→ **Given task**: Search the data for the word "ffffff". Reproduce every line where it is found.

##### Record excerpts #####

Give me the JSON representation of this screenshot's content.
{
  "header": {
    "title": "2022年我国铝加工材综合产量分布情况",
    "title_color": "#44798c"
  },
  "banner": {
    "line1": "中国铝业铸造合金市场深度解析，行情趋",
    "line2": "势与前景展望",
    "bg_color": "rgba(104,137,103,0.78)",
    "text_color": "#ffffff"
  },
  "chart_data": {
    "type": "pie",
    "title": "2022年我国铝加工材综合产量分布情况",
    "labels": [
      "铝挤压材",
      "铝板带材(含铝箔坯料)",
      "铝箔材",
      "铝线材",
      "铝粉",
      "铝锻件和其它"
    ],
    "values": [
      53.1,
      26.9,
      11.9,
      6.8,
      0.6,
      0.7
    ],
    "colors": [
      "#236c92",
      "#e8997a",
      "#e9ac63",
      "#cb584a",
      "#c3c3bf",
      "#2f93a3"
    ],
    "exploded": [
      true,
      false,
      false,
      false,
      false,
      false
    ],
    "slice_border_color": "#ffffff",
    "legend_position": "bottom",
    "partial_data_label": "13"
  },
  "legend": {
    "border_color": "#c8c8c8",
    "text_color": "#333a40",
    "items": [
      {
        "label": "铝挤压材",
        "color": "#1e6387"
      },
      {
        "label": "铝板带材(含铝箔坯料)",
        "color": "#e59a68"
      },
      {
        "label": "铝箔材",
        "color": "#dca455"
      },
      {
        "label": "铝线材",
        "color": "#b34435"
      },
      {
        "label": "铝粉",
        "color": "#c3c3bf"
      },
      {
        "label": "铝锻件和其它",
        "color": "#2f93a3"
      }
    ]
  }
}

#####

→ **Exercise answer**:
    "text_color": "#ffffff"
    "slice_border_color": "#ffffff",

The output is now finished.